• [Short task]: Output solely the number of lines containing the string "this".

########################################

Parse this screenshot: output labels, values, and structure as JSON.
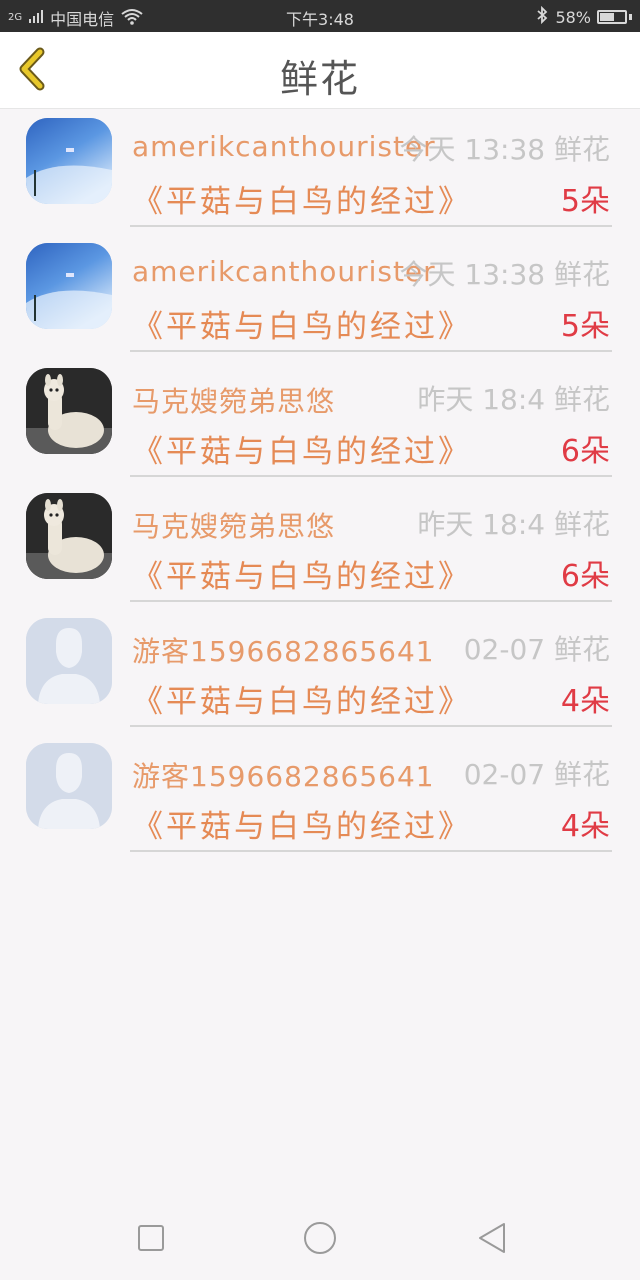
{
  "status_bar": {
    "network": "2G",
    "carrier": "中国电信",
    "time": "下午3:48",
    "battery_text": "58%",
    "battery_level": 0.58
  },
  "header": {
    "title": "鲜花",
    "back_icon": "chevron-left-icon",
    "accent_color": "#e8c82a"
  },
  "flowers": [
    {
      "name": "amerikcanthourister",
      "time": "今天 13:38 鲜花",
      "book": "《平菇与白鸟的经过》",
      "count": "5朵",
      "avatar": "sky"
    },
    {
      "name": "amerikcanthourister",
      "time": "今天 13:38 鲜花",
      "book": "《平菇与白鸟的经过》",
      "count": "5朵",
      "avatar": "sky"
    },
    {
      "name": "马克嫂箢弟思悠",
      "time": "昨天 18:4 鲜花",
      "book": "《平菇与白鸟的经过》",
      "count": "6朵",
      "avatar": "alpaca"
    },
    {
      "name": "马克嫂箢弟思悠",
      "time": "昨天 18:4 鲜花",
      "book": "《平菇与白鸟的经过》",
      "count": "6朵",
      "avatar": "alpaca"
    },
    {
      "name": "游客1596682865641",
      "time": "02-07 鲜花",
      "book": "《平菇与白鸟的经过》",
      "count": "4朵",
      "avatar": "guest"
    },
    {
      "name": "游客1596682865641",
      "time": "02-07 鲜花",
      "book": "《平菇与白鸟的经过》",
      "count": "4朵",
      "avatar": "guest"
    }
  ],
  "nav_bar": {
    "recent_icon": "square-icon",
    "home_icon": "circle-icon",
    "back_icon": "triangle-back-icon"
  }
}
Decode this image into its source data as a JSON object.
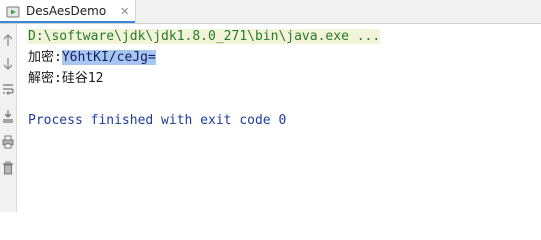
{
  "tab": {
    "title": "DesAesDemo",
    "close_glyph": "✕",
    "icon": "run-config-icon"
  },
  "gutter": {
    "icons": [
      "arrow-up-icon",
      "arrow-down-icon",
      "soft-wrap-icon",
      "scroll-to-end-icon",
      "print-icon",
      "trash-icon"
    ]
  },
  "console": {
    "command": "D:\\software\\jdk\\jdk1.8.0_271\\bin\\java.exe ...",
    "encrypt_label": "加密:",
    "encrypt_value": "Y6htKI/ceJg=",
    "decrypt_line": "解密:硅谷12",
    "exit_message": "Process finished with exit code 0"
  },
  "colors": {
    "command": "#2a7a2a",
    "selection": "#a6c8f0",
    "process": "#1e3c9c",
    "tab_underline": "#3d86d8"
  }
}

########################################

• [Answer to the task]: 2